*Entries provided*

· · · · ·

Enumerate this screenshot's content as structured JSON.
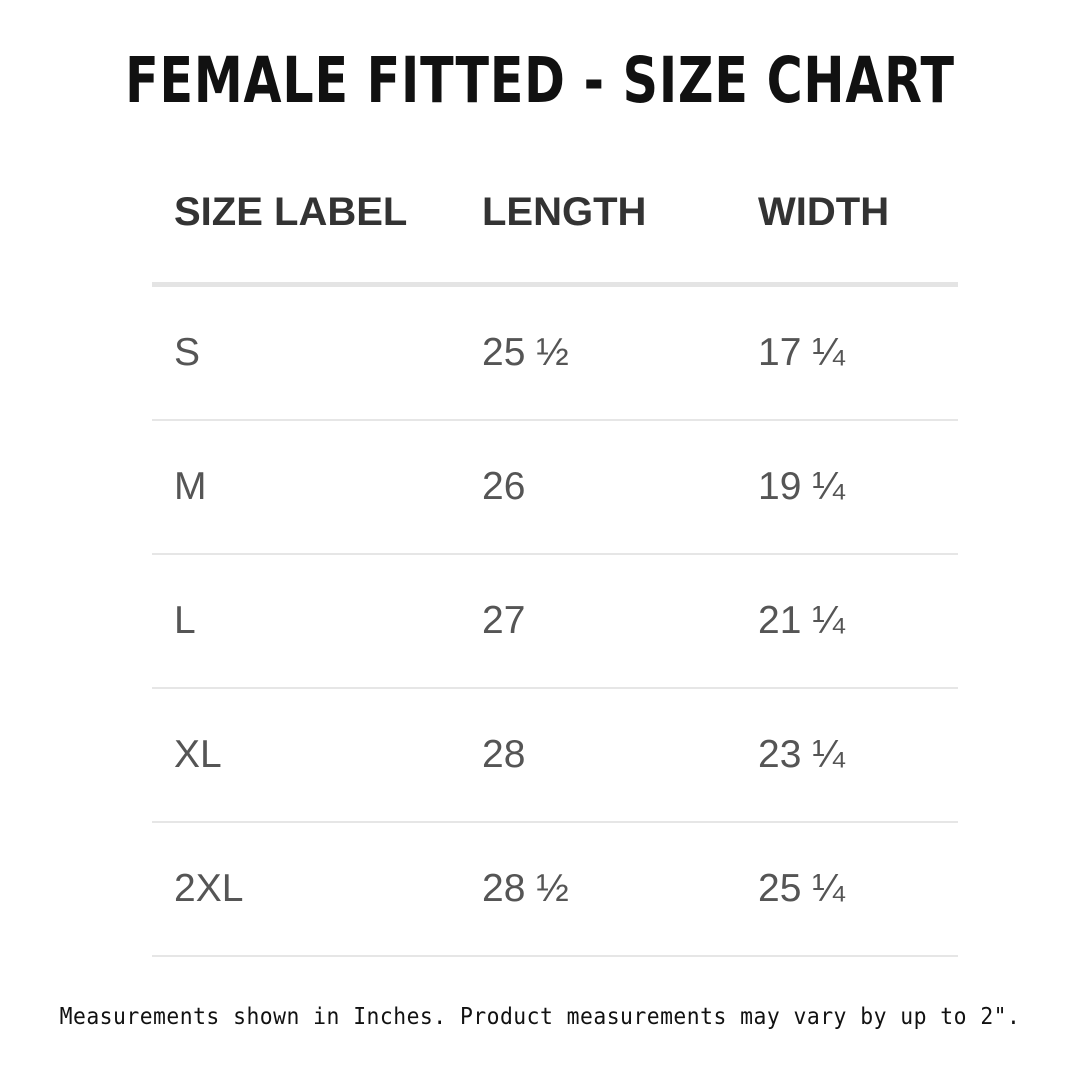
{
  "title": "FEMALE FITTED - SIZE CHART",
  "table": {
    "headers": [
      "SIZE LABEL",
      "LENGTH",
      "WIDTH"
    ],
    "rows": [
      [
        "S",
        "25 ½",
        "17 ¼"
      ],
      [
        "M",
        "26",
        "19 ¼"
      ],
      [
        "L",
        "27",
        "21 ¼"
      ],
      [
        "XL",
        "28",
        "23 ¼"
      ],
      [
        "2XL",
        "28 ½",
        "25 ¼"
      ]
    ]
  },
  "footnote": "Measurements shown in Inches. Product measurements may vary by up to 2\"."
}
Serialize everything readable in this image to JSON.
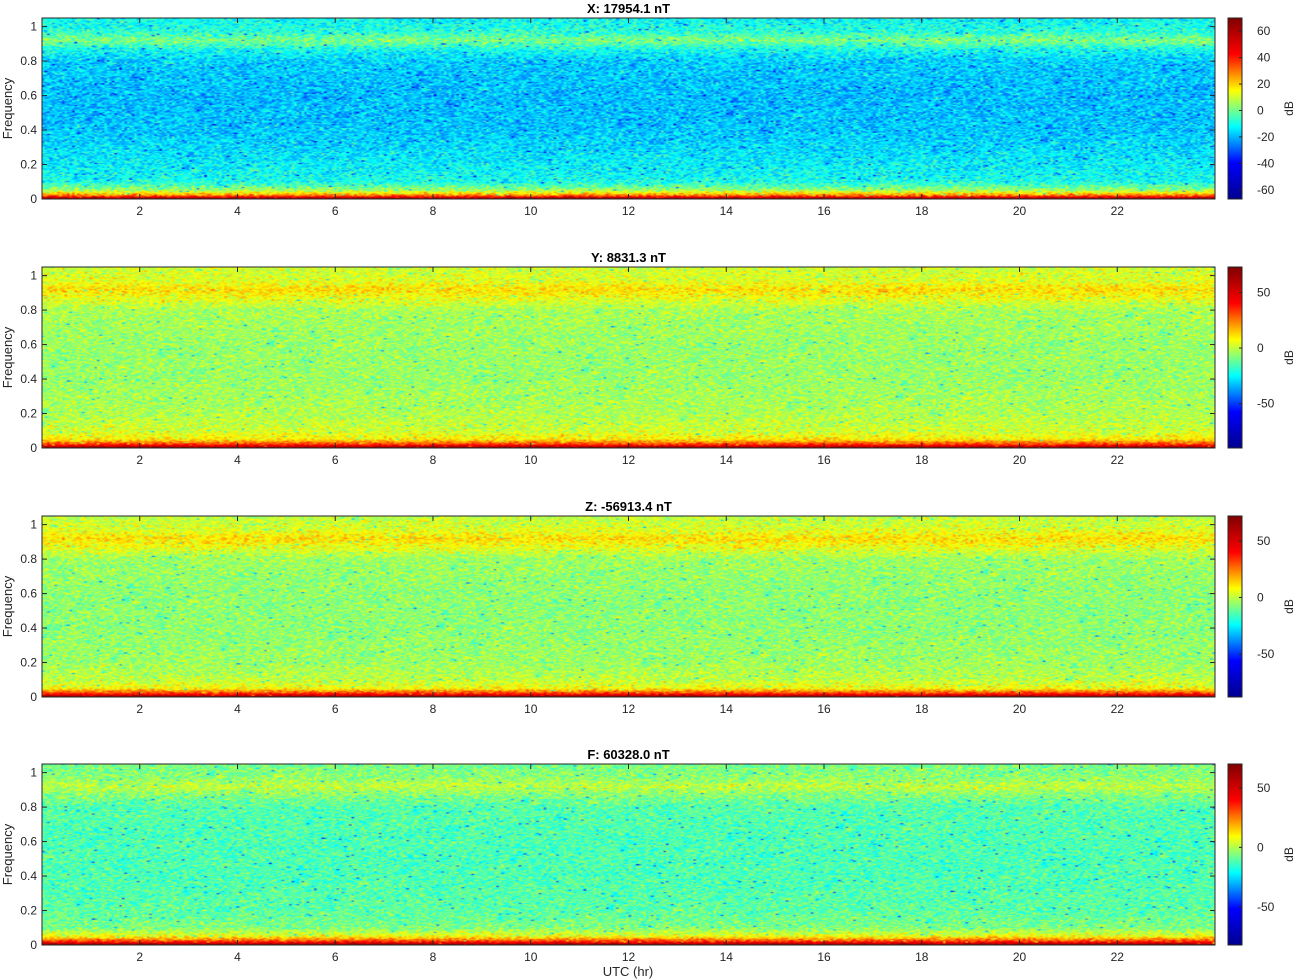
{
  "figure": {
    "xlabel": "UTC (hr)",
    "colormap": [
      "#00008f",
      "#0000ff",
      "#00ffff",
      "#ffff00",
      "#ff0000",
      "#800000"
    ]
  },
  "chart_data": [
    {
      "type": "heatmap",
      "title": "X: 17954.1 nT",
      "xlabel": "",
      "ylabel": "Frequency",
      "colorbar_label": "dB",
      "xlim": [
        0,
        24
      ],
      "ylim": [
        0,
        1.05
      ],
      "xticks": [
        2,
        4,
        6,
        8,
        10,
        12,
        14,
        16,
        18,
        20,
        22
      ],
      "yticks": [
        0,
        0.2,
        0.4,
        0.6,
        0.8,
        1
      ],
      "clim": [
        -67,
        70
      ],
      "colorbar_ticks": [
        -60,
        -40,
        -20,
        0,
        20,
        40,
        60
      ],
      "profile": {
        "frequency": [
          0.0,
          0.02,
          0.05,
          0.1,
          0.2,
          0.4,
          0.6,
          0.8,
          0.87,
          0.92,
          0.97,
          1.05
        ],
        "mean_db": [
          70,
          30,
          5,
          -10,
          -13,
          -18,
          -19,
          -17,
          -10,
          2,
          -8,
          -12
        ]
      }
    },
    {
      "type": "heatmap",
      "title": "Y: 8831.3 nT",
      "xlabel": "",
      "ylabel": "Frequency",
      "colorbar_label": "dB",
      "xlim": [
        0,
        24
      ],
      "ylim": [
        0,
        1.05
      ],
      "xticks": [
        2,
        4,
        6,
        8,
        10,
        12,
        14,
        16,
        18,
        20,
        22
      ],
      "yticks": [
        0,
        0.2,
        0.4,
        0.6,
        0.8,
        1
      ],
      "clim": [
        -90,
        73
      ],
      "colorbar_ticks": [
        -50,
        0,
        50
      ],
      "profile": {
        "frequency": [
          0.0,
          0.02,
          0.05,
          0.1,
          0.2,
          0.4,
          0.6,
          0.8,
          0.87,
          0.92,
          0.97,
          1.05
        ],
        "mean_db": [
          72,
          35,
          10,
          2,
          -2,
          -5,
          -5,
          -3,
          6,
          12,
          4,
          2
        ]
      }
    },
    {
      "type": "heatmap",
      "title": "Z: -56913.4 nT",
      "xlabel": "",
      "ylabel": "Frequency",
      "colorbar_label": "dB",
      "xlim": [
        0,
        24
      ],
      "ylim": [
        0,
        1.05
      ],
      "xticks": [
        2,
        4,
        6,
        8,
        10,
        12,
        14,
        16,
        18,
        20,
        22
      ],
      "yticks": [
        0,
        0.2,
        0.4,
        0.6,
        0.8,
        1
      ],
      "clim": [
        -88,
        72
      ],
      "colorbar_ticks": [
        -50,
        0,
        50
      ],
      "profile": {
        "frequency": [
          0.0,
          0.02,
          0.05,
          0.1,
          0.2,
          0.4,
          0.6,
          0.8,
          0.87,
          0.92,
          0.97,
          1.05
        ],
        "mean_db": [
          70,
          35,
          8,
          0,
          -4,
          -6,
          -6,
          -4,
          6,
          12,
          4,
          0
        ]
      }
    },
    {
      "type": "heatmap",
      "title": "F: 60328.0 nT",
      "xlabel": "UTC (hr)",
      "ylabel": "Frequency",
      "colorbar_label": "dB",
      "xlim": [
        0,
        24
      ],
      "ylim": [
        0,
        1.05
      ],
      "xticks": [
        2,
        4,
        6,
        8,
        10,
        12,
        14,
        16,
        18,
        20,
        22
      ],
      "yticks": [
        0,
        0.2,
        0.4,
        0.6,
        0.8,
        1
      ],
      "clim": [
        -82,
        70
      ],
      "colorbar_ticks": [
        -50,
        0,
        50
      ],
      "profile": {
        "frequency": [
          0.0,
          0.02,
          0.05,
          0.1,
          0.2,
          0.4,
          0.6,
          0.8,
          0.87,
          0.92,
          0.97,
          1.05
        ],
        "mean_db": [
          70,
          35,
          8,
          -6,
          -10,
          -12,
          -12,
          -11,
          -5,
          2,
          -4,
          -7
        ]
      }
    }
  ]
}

· · · · ·

*Work instructions*
Print all of the records shown above exactly, leaving out each picture.

*Final answer*
Enumerate this screenshot's content as structured JSON.
{
  "title": "FEMALE FITTED - SIZE CHART",
  "table": {
    "headers": [
      "SIZE LABEL",
      "LENGTH",
      "WIDTH"
    ],
    "rows": [
      [
        "S",
        "25 ½",
        "17 ¼"
      ],
      [
        "M",
        "26",
        "19 ¼"
      ],
      [
        "L",
        "27",
        "21 ¼"
      ],
      [
        "XL",
        "28",
        "23 ¼"
      ],
      [
        "2XL",
        "28 ½",
        "25 ¼"
      ]
    ]
  },
  "footnote": "Measurements shown in Inches. Product measurements may vary by up to 2\"."
}
Serialize everything readable in this image to JSON.
{
  "figure": {
    "xlabel": "UTC (hr)",
    "colormap": [
      "#00008f",
      "#0000ff",
      "#00ffff",
      "#ffff00",
      "#ff0000",
      "#800000"
    ]
  },
  "chart_data": [
    {
      "type": "heatmap",
      "title": "X: 17954.1 nT",
      "xlabel": "",
      "ylabel": "Frequency",
      "colorbar_label": "dB",
      "xlim": [
        0,
        24
      ],
      "ylim": [
        0,
        1.05
      ],
      "xticks": [
        2,
        4,
        6,
        8,
        10,
        12,
        14,
        16,
        18,
        20,
        22
      ],
      "yticks": [
        0,
        0.2,
        0.4,
        0.6,
        0.8,
        1
      ],
      "clim": [
        -67,
        70
      ],
      "colorbar_ticks": [
        -60,
        -40,
        -20,
        0,
        20,
        40,
        60
      ],
      "profile": {
        "frequency": [
          0.0,
          0.02,
          0.05,
          0.1,
          0.2,
          0.4,
          0.6,
          0.8,
          0.87,
          0.92,
          0.97,
          1.05
        ],
        "mean_db": [
          70,
          30,
          5,
          -10,
          -13,
          -18,
          -19,
          -17,
          -10,
          2,
          -8,
          -12
        ]
      }
    },
    {
      "type": "heatmap",
      "title": "Y: 8831.3 nT",
      "xlabel": "",
      "ylabel": "Frequency",
      "colorbar_label": "dB",
      "xlim": [
        0,
        24
      ],
      "ylim": [
        0,
        1.05
      ],
      "xticks": [
        2,
        4,
        6,
        8,
        10,
        12,
        14,
        16,
        18,
        20,
        22
      ],
      "yticks": [
        0,
        0.2,
        0.4,
        0.6,
        0.8,
        1
      ],
      "clim": [
        -90,
        73
      ],
      "colorbar_ticks": [
        -50,
        0,
        50
      ],
      "profile": {
        "frequency": [
          0.0,
          0.02,
          0.05,
          0.1,
          0.2,
          0.4,
          0.6,
          0.8,
          0.87,
          0.92,
          0.97,
          1.05
        ],
        "mean_db": [
          72,
          35,
          10,
          2,
          -2,
          -5,
          -5,
          -3,
          6,
          12,
          4,
          2
        ]
      }
    },
    {
      "type": "heatmap",
      "title": "Z: -56913.4 nT",
      "xlabel": "",
      "ylabel": "Frequency",
      "colorbar_label": "dB",
      "xlim": [
        0,
        24
      ],
      "ylim": [
        0,
        1.05
      ],
      "xticks": [
        2,
        4,
        6,
        8,
        10,
        12,
        14,
        16,
        18,
        20,
        22
      ],
      "yticks": [
        0,
        0.2,
        0.4,
        0.6,
        0.8,
        1
      ],
      "clim": [
        -88,
        72
      ],
      "colorbar_ticks": [
        -50,
        0,
        50
      ],
      "profile": {
        "frequency": [
          0.0,
          0.02,
          0.05,
          0.1,
          0.2,
          0.4,
          0.6,
          0.8,
          0.87,
          0.92,
          0.97,
          1.05
        ],
        "mean_db": [
          70,
          35,
          8,
          0,
          -4,
          -6,
          -6,
          -4,
          6,
          12,
          4,
          0
        ]
      }
    },
    {
      "type": "heatmap",
      "title": "F: 60328.0 nT",
      "xlabel": "UTC (hr)",
      "ylabel": "Frequency",
      "colorbar_label": "dB",
      "xlim": [
        0,
        24
      ],
      "ylim": [
        0,
        1.05
      ],
      "xticks": [
        2,
        4,
        6,
        8,
        10,
        12,
        14,
        16,
        18,
        20,
        22
      ],
      "yticks": [
        0,
        0.2,
        0.4,
        0.6,
        0.8,
        1
      ],
      "clim": [
        -82,
        70
      ],
      "colorbar_ticks": [
        -50,
        0,
        50
      ],
      "profile": {
        "frequency": [
          0.0,
          0.02,
          0.05,
          0.1,
          0.2,
          0.4,
          0.6,
          0.8,
          0.87,
          0.92,
          0.97,
          1.05
        ],
        "mean_db": [
          70,
          35,
          8,
          -6,
          -10,
          -12,
          -12,
          -11,
          -5,
          2,
          -4,
          -7
        ]
      }
    }
  ]
}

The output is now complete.